YOUR TASK - Leave out the pictures and restate the rest of the data exactly.

(Collected data entries)
###
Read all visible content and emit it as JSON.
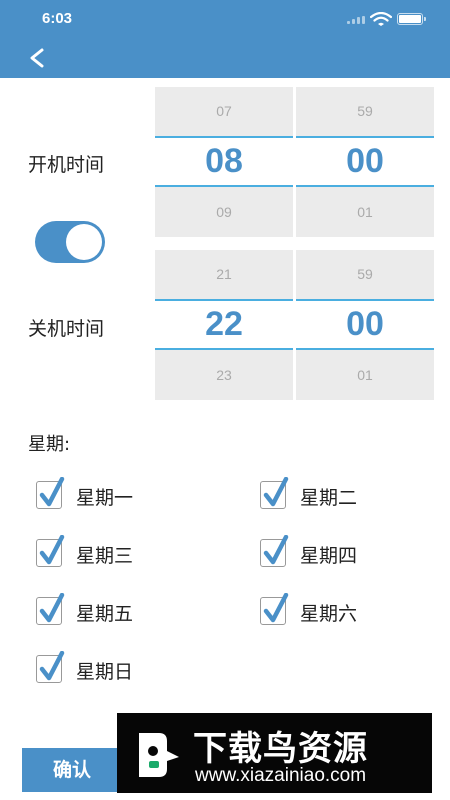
{
  "status_bar": {
    "time": "6:03"
  },
  "power_on": {
    "label": "开机时间",
    "hour": {
      "prev": "07",
      "current": "08",
      "next": "09"
    },
    "minute": {
      "prev": "59",
      "current": "00",
      "next": "01"
    }
  },
  "toggle": {
    "enabled": true
  },
  "power_off": {
    "label": "关机时间",
    "hour": {
      "prev": "21",
      "current": "22",
      "next": "23"
    },
    "minute": {
      "prev": "59",
      "current": "00",
      "next": "01"
    }
  },
  "week": {
    "label": "星期:",
    "days": [
      {
        "label": "星期一",
        "checked": true
      },
      {
        "label": "星期二",
        "checked": true
      },
      {
        "label": "星期三",
        "checked": true
      },
      {
        "label": "星期四",
        "checked": true
      },
      {
        "label": "星期五",
        "checked": true
      },
      {
        "label": "星期六",
        "checked": true
      },
      {
        "label": "星期日",
        "checked": true
      }
    ]
  },
  "confirm_label": "确认",
  "watermark": {
    "title": "下载鸟资源",
    "url": "www.xiazainiao.com"
  },
  "colors": {
    "primary": "#4a90c8",
    "picker_line": "#4aaee0",
    "picker_bg": "#ebebeb"
  },
  "icons": {
    "back": "chevron-left-icon",
    "check": "check-icon",
    "wifi": "wifi-icon",
    "battery": "battery-icon",
    "signal": "signal-icon"
  }
}
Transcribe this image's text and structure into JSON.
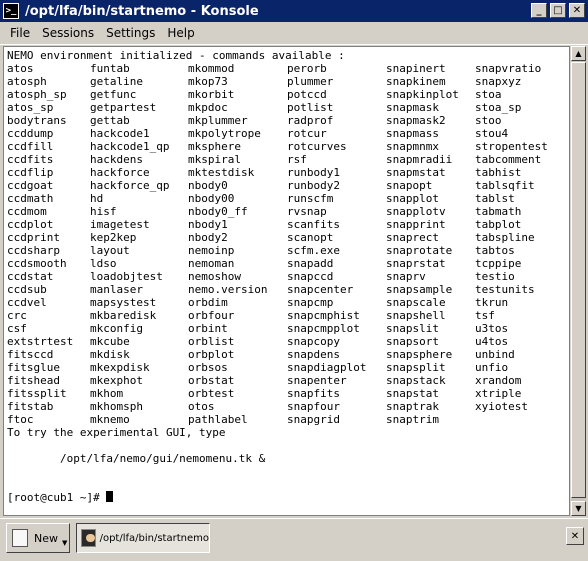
{
  "window": {
    "title": "/opt/lfa/bin/startnemo - Konsole",
    "app_icon": ">_",
    "buttons": {
      "minimize": "_",
      "maximize": "□",
      "close": "✕"
    }
  },
  "menu": [
    "File",
    "Sessions",
    "Settings",
    "Help"
  ],
  "terminal": {
    "header": "NEMO environment initialized - commands available :",
    "columns": [
      [
        "atos",
        "atosph",
        "atosph_sp",
        "atos_sp",
        "bodytrans",
        "ccddump",
        "ccdfill",
        "ccdfits",
        "ccdflip",
        "ccdgoat",
        "ccdmath",
        "ccdmom",
        "ccdplot",
        "ccdprint",
        "ccdsharp",
        "ccdsmooth",
        "ccdstat",
        "ccdsub",
        "ccdvel",
        "crc",
        "csf",
        "extstrtest",
        "fitsccd",
        "fitsglue",
        "fitshead",
        "fitssplit",
        "fitstab",
        "ftoc"
      ],
      [
        "funtab",
        "getaline",
        "getfunc",
        "getpartest",
        "gettab",
        "hackcode1",
        "hackcode1_qp",
        "hackdens",
        "hackforce",
        "hackforce_qp",
        "hd",
        "hisf",
        "imagetest",
        "kep2kep",
        "layout",
        "ldso",
        "loadobjtest",
        "manlaser",
        "mapsystest",
        "mkbaredisk",
        "mkconfig",
        "mkcube",
        "mkdisk",
        "mkexpdisk",
        "mkexphot",
        "mkhom",
        "mkhomsph",
        "mknemo"
      ],
      [
        "mkommod",
        "mkop73",
        "mkorbit",
        "mkpdoc",
        "mkplummer",
        "mkpolytrope",
        "mksphere",
        "mkspiral",
        "mktestdisk",
        "nbody0",
        "nbody00",
        "nbody0_ff",
        "nbody1",
        "nbody2",
        "nemoinp",
        "nemoman",
        "nemoshow",
        "nemo.version",
        "orbdim",
        "orbfour",
        "orbint",
        "orblist",
        "orbplot",
        "orbsos",
        "orbstat",
        "orbtest",
        "otos",
        "pathlabel"
      ],
      [
        "perorb",
        "plummer",
        "potccd",
        "potlist",
        "radprof",
        "rotcur",
        "rotcurves",
        "rsf",
        "runbody1",
        "runbody2",
        "runscfm",
        "rvsnap",
        "scanfits",
        "scanopt",
        "scfm.exe",
        "snapadd",
        "snapccd",
        "snapcenter",
        "snapcmp",
        "snapcmphist",
        "snapcmpplot",
        "snapcopy",
        "snapdens",
        "snapdiagplot",
        "snapenter",
        "snapfits",
        "snapfour",
        "snapgrid"
      ],
      [
        "snapinert",
        "snapkinem",
        "snapkinplot",
        "snapmask",
        "snapmask2",
        "snapmass",
        "snapmnmx",
        "snapmradii",
        "snapmstat",
        "snapopt",
        "snapplot",
        "snapplotv",
        "snapprint",
        "snaprect",
        "snaprotate",
        "snaprstat",
        "snaprv",
        "snapsample",
        "snapscale",
        "snapshell",
        "snapslit",
        "snapsort",
        "snapsphere",
        "snapsplit",
        "snapstack",
        "snapstat",
        "snaptrak",
        "snaptrim"
      ],
      [
        "snapvratio",
        "snapxyz",
        "stoa",
        "stoa_sp",
        "stoo",
        "stou4",
        "stropentest",
        "tabcomment",
        "tabhist",
        "tablsqfit",
        "tablst",
        "tabmath",
        "tabplot",
        "tabspline",
        "tabtos",
        "tcppipe",
        "testio",
        "testunits",
        "tkrun",
        "tsf",
        "u3tos",
        "u4tos",
        "unbind",
        "unfio",
        "xrandom",
        "xtriple",
        "xyiotest",
        ""
      ]
    ],
    "gui_hint": "To try the experimental GUI, type",
    "gui_command": "        /opt/lfa/nemo/gui/nemomenu.tk &",
    "prompt": "[root@cub1 ~]# "
  },
  "scrollbar": {
    "up": "▲",
    "down": "▼"
  },
  "taskbar": {
    "new_label": "New",
    "new_dropdown": "▼",
    "session_label": "/opt/lfa/bin/startnemo",
    "close": "✕"
  }
}
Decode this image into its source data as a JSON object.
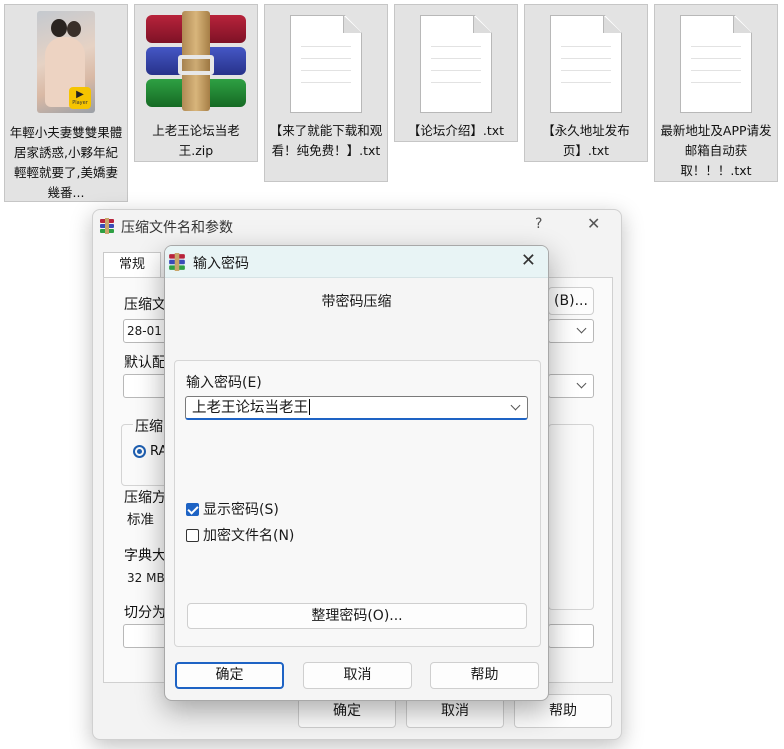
###
WRITTEN ANSWER -
Read all visible content and emit it as JSON.
{
  "status_bar": {
    "time": "6:03"
  },
  "power_on": {
    "label": "开机时间",
    "hour": {
      "prev": "07",
      "current": "08",
      "next": "09"
    },
    "minute": {
      "prev": "59",
      "current": "00",
      "next": "01"
    }
  },
  "toggle": {
    "enabled": true
  },
  "power_off": {
    "label": "关机时间",
    "hour": {
      "prev": "21",
      "current": "22",
      "next": "23"
    },
    "minute": {
      "prev": "59",
      "current": "00",
      "next": "01"
    }
  },
  "week": {
    "label": "星期:",
    "days": [
      {
        "label": "星期一",
        "checked": true
      },
      {
        "label": "星期二",
        "checked": true
      },
      {
        "label": "星期三",
        "checked": true
      },
      {
        "label": "星期四",
        "checked": true
      },
      {
        "label": "星期五",
        "checked": true
      },
      {
        "label": "星期六",
        "checked": true
      },
      {
        "label": "星期日",
        "checked": true
      }
    ]
  },
  "confirm_label": "确认",
  "watermark": {
    "title": "下载鸟资源",
    "url": "www.xiazainiao.com"
  },
  "colors": {
    "primary": "#4a90c8",
    "picker_line": "#4aaee0",
    "picker_bg": "#ebebeb"
  },
  "icons": {
    "back": "chevron-left-icon",
    "check": "check-icon",
    "wifi": "wifi-icon",
    "battery": "battery-icon",
    "signal": "signal-icon"
  }
}
Transcribe this image's text and structure into JSON.
{
  "window": {
    "title": "/opt/lfa/bin/startnemo - Konsole",
    "app_icon": ">_",
    "buttons": {
      "minimize": "_",
      "maximize": "□",
      "close": "✕"
    }
  },
  "menu": [
    "File",
    "Sessions",
    "Settings",
    "Help"
  ],
  "terminal": {
    "header": "NEMO environment initialized - commands available :",
    "columns": [
      [
        "atos",
        "atosph",
        "atosph_sp",
        "atos_sp",
        "bodytrans",
        "ccddump",
        "ccdfill",
        "ccdfits",
        "ccdflip",
        "ccdgoat",
        "ccdmath",
        "ccdmom",
        "ccdplot",
        "ccdprint",
        "ccdsharp",
        "ccdsmooth",
        "ccdstat",
        "ccdsub",
        "ccdvel",
        "crc",
        "csf",
        "extstrtest",
        "fitsccd",
        "fitsglue",
        "fitshead",
        "fitssplit",
        "fitstab",
        "ftoc"
      ],
      [
        "funtab",
        "getaline",
        "getfunc",
        "getpartest",
        "gettab",
        "hackcode1",
        "hackcode1_qp",
        "hackdens",
        "hackforce",
        "hackforce_qp",
        "hd",
        "hisf",
        "imagetest",
        "kep2kep",
        "layout",
        "ldso",
        "loadobjtest",
        "manlaser",
        "mapsystest",
        "mkbaredisk",
        "mkconfig",
        "mkcube",
        "mkdisk",
        "mkexpdisk",
        "mkexphot",
        "mkhom",
        "mkhomsph",
        "mknemo"
      ],
      [
        "mkommod",
        "mkop73",
        "mkorbit",
        "mkpdoc",
        "mkplummer",
        "mkpolytrope",
        "mksphere",
        "mkspiral",
        "mktestdisk",
        "nbody0",
        "nbody00",
        "nbody0_ff",
        "nbody1",
        "nbody2",
        "nemoinp",
        "nemoman",
        "nemoshow",
        "nemo.version",
        "orbdim",
        "orbfour",
        "orbint",
        "orblist",
        "orbplot",
        "orbsos",
        "orbstat",
        "orbtest",
        "otos",
        "pathlabel"
      ],
      [
        "perorb",
        "plummer",
        "potccd",
        "potlist",
        "radprof",
        "rotcur",
        "rotcurves",
        "rsf",
        "runbody1",
        "runbody2",
        "runscfm",
        "rvsnap",
        "scanfits",
        "scanopt",
        "scfm.exe",
        "snapadd",
        "snapccd",
        "snapcenter",
        "snapcmp",
        "snapcmphist",
        "snapcmpplot",
        "snapcopy",
        "snapdens",
        "snapdiagplot",
        "snapenter",
        "snapfits",
        "snapfour",
        "snapgrid"
      ],
      [
        "snapinert",
        "snapkinem",
        "snapkinplot",
        "snapmask",
        "snapmask2",
        "snapmass",
        "snapmnmx",
        "snapmradii",
        "snapmstat",
        "snapopt",
        "snapplot",
        "snapplotv",
        "snapprint",
        "snaprect",
        "snaprotate",
        "snaprstat",
        "snaprv",
        "snapsample",
        "snapscale",
        "snapshell",
        "snapslit",
        "snapsort",
        "snapsphere",
        "snapsplit",
        "snapstack",
        "snapstat",
        "snaptrak",
        "snaptrim"
      ],
      [
        "snapvratio",
        "snapxyz",
        "stoa",
        "stoa_sp",
        "stoo",
        "stou4",
        "stropentest",
        "tabcomment",
        "tabhist",
        "tablsqfit",
        "tablst",
        "tabmath",
        "tabplot",
        "tabspline",
        "tabtos",
        "tcppipe",
        "testio",
        "testunits",
        "tkrun",
        "tsf",
        "u3tos",
        "u4tos",
        "unbind",
        "unfio",
        "xrandom",
        "xtriple",
        "xyiotest",
        ""
      ]
    ],
    "gui_hint": "To try the experimental GUI, type",
    "gui_command": "        /opt/lfa/nemo/gui/nemomenu.tk &",
    "prompt": "[root@cub1 ~]# "
  },
  "scrollbar": {
    "up": "▲",
    "down": "▼"
  },
  "taskbar": {
    "new_label": "New",
    "new_dropdown": "▼",
    "session_label": "/opt/lfa/bin/startnemo",
    "close": "✕"
  }
}
Decode this image into its source data as a JSON object.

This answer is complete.